● **Aim of the task**: Copy each line that contains the word "消防设备".

-----

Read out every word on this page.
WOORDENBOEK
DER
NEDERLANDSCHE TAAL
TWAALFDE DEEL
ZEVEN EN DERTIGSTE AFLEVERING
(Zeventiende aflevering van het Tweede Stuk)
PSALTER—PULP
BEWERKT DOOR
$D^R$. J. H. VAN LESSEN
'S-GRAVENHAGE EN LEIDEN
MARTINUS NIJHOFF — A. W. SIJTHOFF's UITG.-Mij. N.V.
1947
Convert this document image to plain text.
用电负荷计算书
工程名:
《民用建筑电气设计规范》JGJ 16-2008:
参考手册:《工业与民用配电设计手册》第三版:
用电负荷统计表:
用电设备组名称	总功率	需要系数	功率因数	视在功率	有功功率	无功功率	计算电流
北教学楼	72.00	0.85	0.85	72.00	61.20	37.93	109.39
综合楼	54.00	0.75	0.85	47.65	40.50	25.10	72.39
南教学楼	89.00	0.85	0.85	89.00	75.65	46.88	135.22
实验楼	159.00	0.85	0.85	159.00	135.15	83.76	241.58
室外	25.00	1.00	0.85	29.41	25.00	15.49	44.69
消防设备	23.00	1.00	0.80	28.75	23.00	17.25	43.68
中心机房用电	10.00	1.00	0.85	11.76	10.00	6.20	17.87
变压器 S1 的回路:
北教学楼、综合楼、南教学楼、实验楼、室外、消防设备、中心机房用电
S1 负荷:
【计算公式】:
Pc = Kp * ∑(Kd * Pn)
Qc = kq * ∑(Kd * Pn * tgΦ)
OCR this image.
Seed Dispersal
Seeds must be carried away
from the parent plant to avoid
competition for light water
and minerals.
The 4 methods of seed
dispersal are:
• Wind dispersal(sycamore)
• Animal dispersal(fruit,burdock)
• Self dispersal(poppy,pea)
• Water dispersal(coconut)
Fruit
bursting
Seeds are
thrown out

-----

● **Solution**:
消防设备	23.00	1.00	0.80	28.75	23.00	17.25	43.68
北教学楼、综合楼、南教学楼、实验楼、室外、消防设备、中心机房用电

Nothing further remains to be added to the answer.